#### ENTRIES SHOWN
# # # # # # #
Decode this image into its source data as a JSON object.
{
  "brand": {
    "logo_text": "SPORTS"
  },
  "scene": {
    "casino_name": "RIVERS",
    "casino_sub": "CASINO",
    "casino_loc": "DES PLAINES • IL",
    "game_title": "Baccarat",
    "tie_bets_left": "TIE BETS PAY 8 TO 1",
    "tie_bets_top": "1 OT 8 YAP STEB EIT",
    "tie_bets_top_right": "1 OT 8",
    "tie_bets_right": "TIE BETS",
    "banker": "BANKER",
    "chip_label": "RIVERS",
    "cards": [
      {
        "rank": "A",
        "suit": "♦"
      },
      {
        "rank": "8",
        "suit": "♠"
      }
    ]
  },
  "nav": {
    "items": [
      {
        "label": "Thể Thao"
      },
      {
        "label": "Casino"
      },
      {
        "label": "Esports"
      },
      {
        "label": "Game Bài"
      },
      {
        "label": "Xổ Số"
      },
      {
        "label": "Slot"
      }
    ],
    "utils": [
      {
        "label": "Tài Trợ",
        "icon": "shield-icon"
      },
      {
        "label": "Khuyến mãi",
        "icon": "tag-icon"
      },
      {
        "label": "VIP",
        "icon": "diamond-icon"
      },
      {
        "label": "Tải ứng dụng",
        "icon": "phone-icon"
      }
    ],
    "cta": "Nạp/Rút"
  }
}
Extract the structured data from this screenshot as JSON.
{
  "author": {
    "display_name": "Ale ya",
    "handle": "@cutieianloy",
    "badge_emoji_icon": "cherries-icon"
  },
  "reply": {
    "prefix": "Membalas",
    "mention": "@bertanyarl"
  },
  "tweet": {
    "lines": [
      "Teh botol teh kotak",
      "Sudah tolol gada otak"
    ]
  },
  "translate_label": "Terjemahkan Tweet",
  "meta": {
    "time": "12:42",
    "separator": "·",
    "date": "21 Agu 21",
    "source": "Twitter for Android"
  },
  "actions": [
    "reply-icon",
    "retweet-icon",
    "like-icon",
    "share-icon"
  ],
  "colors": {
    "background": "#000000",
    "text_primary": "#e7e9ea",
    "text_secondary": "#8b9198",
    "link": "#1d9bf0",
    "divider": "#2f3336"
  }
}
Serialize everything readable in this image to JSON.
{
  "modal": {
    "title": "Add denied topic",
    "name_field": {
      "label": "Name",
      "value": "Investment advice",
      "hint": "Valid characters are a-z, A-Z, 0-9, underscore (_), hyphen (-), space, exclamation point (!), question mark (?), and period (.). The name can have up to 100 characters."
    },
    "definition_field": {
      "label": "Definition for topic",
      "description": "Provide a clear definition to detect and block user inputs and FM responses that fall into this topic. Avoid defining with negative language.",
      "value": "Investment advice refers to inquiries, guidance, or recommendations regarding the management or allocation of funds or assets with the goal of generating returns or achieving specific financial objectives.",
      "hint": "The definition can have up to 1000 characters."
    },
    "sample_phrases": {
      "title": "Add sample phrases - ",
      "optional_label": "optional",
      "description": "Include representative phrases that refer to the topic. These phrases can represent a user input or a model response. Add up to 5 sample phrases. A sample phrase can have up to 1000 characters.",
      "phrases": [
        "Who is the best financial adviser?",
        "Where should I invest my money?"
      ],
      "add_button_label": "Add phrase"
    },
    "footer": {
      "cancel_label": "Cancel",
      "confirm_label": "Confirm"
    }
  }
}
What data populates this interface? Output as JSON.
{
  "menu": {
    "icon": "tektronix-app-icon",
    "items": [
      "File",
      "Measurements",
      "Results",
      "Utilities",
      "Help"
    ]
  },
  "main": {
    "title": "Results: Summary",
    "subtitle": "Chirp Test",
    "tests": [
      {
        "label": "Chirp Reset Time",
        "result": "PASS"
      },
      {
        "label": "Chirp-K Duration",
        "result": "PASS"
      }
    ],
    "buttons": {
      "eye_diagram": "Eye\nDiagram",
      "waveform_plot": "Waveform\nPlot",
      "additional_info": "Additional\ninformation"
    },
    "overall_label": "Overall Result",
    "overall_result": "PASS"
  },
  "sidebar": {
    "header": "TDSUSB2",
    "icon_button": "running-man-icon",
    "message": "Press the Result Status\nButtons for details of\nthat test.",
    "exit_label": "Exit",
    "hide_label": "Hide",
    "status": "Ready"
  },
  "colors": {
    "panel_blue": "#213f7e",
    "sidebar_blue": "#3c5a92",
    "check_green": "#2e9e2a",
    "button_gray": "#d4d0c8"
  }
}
# # # # # # #
#### PROBLEM STATEMENT
Copy each record from above without leaving any out.

#### FINISHED EXERCISE
Decode this image into its source data as a JSON object.
{
  "brand": {
    "logo_text": "SPORTS"
  },
  "scene": {
    "casino_name": "RIVERS",
    "casino_sub": "CASINO",
    "casino_loc": "DES PLAINES • IL",
    "game_title": "Baccarat",
    "tie_bets_left": "TIE BETS PAY 8 TO 1",
    "tie_bets_top": "1 OT 8 YAP STEB EIT",
    "tie_bets_top_right": "1 OT 8",
    "tie_bets_right": "TIE BETS",
    "banker": "BANKER",
    "chip_label": "RIVERS",
    "cards": [
      {
        "rank": "A",
        "suit": "♦"
      },
      {
        "rank": "8",
        "suit": "♠"
      }
    ]
  },
  "nav": {
    "items": [
      {
        "label": "Thể Thao"
      },
      {
        "label": "Casino"
      },
      {
        "label": "Esports"
      },
      {
        "label": "Game Bài"
      },
      {
        "label": "Xổ Số"
      },
      {
        "label": "Slot"
      }
    ],
    "utils": [
      {
        "label": "Tài Trợ",
        "icon": "shield-icon"
      },
      {
        "label": "Khuyến mãi",
        "icon": "tag-icon"
      },
      {
        "label": "VIP",
        "icon": "diamond-icon"
      },
      {
        "label": "Tải ứng dụng",
        "icon": "phone-icon"
      }
    ],
    "cta": "Nạp/Rút"
  }
}
Extract the structured data from this screenshot as JSON.
{
  "author": {
    "display_name": "Ale ya",
    "handle": "@cutieianloy",
    "badge_emoji_icon": "cherries-icon"
  },
  "reply": {
    "prefix": "Membalas",
    "mention": "@bertanyarl"
  },
  "tweet": {
    "lines": [
      "Teh botol teh kotak",
      "Sudah tolol gada otak"
    ]
  },
  "translate_label": "Terjemahkan Tweet",
  "meta": {
    "time": "12:42",
    "separator": "·",
    "date": "21 Agu 21",
    "source": "Twitter for Android"
  },
  "actions": [
    "reply-icon",
    "retweet-icon",
    "like-icon",
    "share-icon"
  ],
  "colors": {
    "background": "#000000",
    "text_primary": "#e7e9ea",
    "text_secondary": "#8b9198",
    "link": "#1d9bf0",
    "divider": "#2f3336"
  }
}
Serialize everything readable in this image to JSON.
{
  "modal": {
    "title": "Add denied topic",
    "name_field": {
      "label": "Name",
      "value": "Investment advice",
      "hint": "Valid characters are a-z, A-Z, 0-9, underscore (_), hyphen (-), space, exclamation point (!), question mark (?), and period (.). The name can have up to 100 characters."
    },
    "definition_field": {
      "label": "Definition for topic",
      "description": "Provide a clear definition to detect and block user inputs and FM responses that fall into this topic. Avoid defining with negative language.",
      "value": "Investment advice refers to inquiries, guidance, or recommendations regarding the management or allocation of funds or assets with the goal of generating returns or achieving specific financial objectives.",
      "hint": "The definition can have up to 1000 characters."
    },
    "sample_phrases": {
      "title": "Add sample phrases - ",
      "optional_label": "optional",
      "description": "Include representative phrases that refer to the topic. These phrases can represent a user input or a model response. Add up to 5 sample phrases. A sample phrase can have up to 1000 characters.",
      "phrases": [
        "Who is the best financial adviser?",
        "Where should I invest my money?"
      ],
      "add_button_label": "Add phrase"
    },
    "footer": {
      "cancel_label": "Cancel",
      "confirm_label": "Confirm"
    }
  }
}
What data populates this interface? Output as JSON.
{
  "menu": {
    "icon": "tektronix-app-icon",
    "items": [
      "File",
      "Measurements",
      "Results",
      "Utilities",
      "Help"
    ]
  },
  "main": {
    "title": "Results: Summary",
    "subtitle": "Chirp Test",
    "tests": [
      {
        "label": "Chirp Reset Time",
        "result": "PASS"
      },
      {
        "label": "Chirp-K Duration",
        "result": "PASS"
      }
    ],
    "buttons": {
      "eye_diagram": "Eye\nDiagram",
      "waveform_plot": "Waveform\nPlot",
      "additional_info": "Additional\ninformation"
    },
    "overall_label": "Overall Result",
    "overall_result": "PASS"
  },
  "sidebar": {
    "header": "TDSUSB2",
    "icon_button": "running-man-icon",
    "message": "Press the Result Status\nButtons for details of\nthat test.",
    "exit_label": "Exit",
    "hide_label": "Hide",
    "status": "Ready"
  },
  "colors": {
    "panel_blue": "#213f7e",
    "sidebar_blue": "#3c5a92",
    "check_green": "#2e9e2a",
    "button_gray": "#d4d0c8"
  }
}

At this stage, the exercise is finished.